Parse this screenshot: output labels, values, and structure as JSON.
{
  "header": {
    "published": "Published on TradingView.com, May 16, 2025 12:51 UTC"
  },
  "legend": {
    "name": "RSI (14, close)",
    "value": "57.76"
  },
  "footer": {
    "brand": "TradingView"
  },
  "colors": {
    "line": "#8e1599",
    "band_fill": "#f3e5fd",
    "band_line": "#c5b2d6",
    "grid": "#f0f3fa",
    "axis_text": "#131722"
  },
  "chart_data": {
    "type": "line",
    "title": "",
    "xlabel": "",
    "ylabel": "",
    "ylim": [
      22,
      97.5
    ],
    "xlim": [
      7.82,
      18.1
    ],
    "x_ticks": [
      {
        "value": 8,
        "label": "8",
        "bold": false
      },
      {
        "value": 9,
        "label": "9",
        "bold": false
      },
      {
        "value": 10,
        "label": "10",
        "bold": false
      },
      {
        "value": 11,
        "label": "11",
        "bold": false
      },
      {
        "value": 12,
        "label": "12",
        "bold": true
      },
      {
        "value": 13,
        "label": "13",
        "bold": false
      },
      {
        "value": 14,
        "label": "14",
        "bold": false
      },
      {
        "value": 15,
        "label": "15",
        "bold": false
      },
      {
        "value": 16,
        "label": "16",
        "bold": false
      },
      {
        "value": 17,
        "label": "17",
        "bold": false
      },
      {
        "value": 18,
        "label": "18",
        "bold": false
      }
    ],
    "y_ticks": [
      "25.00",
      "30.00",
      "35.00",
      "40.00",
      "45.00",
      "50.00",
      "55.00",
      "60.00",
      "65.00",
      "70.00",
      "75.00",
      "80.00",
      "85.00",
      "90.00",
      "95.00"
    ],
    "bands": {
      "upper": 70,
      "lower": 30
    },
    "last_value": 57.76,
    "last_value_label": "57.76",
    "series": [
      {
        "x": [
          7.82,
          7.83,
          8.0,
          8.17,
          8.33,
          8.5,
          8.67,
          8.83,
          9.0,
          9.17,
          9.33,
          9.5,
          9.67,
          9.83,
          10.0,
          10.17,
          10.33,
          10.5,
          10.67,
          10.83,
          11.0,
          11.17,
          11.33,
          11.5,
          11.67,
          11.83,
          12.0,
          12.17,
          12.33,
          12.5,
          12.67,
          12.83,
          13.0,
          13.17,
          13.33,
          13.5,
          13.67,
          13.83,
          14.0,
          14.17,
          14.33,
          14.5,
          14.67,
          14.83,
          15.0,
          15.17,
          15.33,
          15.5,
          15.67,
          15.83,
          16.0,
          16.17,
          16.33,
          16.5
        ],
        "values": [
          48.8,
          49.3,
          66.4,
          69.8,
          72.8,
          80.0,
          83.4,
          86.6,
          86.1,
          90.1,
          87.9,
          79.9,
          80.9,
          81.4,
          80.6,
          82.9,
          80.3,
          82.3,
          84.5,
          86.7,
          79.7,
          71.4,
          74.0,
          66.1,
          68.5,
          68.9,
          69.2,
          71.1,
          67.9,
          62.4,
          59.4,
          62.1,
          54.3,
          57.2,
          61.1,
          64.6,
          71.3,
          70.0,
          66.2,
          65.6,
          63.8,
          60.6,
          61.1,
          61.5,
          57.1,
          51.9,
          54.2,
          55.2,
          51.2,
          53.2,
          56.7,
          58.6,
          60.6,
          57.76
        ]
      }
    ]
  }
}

--

WHAT IS NEEDED:
Your task is to repeat each line of the material exactly.

EXERCISE OUTPUT:
Parse this screenshot: output labels, values, and structure as JSON.
{
  "header": {
    "published": "Published on TradingView.com, May 16, 2025 12:51 UTC"
  },
  "legend": {
    "name": "RSI (14, close)",
    "value": "57.76"
  },
  "footer": {
    "brand": "TradingView"
  },
  "colors": {
    "line": "#8e1599",
    "band_fill": "#f3e5fd",
    "band_line": "#c5b2d6",
    "grid": "#f0f3fa",
    "axis_text": "#131722"
  },
  "chart_data": {
    "type": "line",
    "title": "",
    "xlabel": "",
    "ylabel": "",
    "ylim": [
      22,
      97.5
    ],
    "xlim": [
      7.82,
      18.1
    ],
    "x_ticks": [
      {
        "value": 8,
        "label": "8",
        "bold": false
      },
      {
        "value": 9,
        "label": "9",
        "bold": false
      },
      {
        "value": 10,
        "label": "10",
        "bold": false
      },
      {
        "value": 11,
        "label": "11",
        "bold": false
      },
      {
        "value": 12,
        "label": "12",
        "bold": true
      },
      {
        "value": 13,
        "label": "13",
        "bold": false
      },
      {
        "value": 14,
        "label": "14",
        "bold": false
      },
      {
        "value": 15,
        "label": "15",
        "bold": false
      },
      {
        "value": 16,
        "label": "16",
        "bold": false
      },
      {
        "value": 17,
        "label": "17",
        "bold": false
      },
      {
        "value": 18,
        "label": "18",
        "bold": false
      }
    ],
    "y_ticks": [
      "25.00",
      "30.00",
      "35.00",
      "40.00",
      "45.00",
      "50.00",
      "55.00",
      "60.00",
      "65.00",
      "70.00",
      "75.00",
      "80.00",
      "85.00",
      "90.00",
      "95.00"
    ],
    "bands": {
      "upper": 70,
      "lower": 30
    },
    "last_value": 57.76,
    "last_value_label": "57.76",
    "series": [
      {
        "x": [
          7.82,
          7.83,
          8.0,
          8.17,
          8.33,
          8.5,
          8.67,
          8.83,
          9.0,
          9.17,
          9.33,
          9.5,
          9.67,
          9.83,
          10.0,
          10.17,
          10.33,
          10.5,
          10.67,
          10.83,
          11.0,
          11.17,
          11.33,
          11.5,
          11.67,
          11.83,
          12.0,
          12.17,
          12.33,
          12.5,
          12.67,
          12.83,
          13.0,
          13.17,
          13.33,
          13.5,
          13.67,
          13.83,
          14.0,
          14.17,
          14.33,
          14.5,
          14.67,
          14.83,
          15.0,
          15.17,
          15.33,
          15.5,
          15.67,
          15.83,
          16.0,
          16.17,
          16.33,
          16.5
        ],
        "values": [
          48.8,
          49.3,
          66.4,
          69.8,
          72.8,
          80.0,
          83.4,
          86.6,
          86.1,
          90.1,
          87.9,
          79.9,
          80.9,
          81.4,
          80.6,
          82.9,
          80.3,
          82.3,
          84.5,
          86.7,
          79.7,
          71.4,
          74.0,
          66.1,
          68.5,
          68.9,
          69.2,
          71.1,
          67.9,
          62.4,
          59.4,
          62.1,
          54.3,
          57.2,
          61.1,
          64.6,
          71.3,
          70.0,
          66.2,
          65.6,
          63.8,
          60.6,
          61.1,
          61.5,
          57.1,
          51.9,
          54.2,
          55.2,
          51.2,
          53.2,
          56.7,
          58.6,
          60.6,
          57.76
        ]
      }
    ]
  }
}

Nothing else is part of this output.